» **Prompt**: List all lines of the data containing the word "gantry".

Records from a dataset
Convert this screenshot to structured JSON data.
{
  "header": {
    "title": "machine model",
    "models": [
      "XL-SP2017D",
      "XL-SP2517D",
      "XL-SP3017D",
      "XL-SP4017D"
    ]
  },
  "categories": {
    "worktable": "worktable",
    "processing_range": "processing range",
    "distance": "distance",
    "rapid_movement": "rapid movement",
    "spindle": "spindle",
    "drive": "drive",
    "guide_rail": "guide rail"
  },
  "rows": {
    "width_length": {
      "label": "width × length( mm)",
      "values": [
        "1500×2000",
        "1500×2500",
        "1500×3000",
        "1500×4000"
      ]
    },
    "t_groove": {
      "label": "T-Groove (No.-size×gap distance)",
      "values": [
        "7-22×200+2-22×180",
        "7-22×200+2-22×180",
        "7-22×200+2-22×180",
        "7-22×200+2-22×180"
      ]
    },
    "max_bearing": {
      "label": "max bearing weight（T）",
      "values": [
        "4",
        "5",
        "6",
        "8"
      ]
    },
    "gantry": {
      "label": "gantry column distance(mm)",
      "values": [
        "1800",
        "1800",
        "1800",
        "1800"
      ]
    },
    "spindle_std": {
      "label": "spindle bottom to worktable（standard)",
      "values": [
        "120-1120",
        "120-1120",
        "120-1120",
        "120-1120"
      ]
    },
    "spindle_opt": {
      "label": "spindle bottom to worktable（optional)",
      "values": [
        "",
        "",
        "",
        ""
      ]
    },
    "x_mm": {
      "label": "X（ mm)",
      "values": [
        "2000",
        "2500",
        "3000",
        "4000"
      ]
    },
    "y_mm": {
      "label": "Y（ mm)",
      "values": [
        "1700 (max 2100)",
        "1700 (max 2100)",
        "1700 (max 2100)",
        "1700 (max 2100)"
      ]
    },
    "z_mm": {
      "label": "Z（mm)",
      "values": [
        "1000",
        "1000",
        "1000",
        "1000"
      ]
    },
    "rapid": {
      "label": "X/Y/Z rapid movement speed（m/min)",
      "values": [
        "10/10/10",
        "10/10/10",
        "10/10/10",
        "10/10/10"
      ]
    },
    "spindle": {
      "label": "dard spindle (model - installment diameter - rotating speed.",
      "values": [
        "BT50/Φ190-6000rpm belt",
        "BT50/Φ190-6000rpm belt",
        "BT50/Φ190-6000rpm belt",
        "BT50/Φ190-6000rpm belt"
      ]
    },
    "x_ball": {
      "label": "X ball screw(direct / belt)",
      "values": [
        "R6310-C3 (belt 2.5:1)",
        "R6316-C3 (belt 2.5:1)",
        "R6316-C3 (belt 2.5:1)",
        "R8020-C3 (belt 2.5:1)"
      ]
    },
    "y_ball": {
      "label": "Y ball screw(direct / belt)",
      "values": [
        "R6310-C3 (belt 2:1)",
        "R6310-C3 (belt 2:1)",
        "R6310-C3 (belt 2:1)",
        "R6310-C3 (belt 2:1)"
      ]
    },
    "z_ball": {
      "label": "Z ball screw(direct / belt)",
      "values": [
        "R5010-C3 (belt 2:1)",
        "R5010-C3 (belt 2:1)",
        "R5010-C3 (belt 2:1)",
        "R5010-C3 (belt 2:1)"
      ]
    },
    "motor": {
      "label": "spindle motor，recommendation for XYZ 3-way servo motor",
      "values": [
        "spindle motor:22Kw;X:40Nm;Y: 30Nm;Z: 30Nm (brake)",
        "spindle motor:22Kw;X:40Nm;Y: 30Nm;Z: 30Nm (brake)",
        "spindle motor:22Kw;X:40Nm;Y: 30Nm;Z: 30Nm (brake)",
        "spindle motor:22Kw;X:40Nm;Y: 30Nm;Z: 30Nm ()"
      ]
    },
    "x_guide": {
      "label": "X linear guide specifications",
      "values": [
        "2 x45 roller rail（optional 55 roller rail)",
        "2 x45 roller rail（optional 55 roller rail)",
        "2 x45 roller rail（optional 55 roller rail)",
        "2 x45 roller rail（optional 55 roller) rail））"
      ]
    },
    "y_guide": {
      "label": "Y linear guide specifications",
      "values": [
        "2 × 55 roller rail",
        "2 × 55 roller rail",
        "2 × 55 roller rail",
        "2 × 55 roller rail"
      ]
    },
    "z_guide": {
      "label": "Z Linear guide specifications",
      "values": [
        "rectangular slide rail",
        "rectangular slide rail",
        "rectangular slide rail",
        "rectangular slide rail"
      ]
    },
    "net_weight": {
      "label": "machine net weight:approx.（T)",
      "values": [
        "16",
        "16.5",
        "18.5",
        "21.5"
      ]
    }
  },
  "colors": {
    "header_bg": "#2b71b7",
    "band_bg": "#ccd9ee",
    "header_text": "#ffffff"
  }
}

» **Answer to this exercise**:
    "gantry": {
      "label": "gantry column distance(mm)",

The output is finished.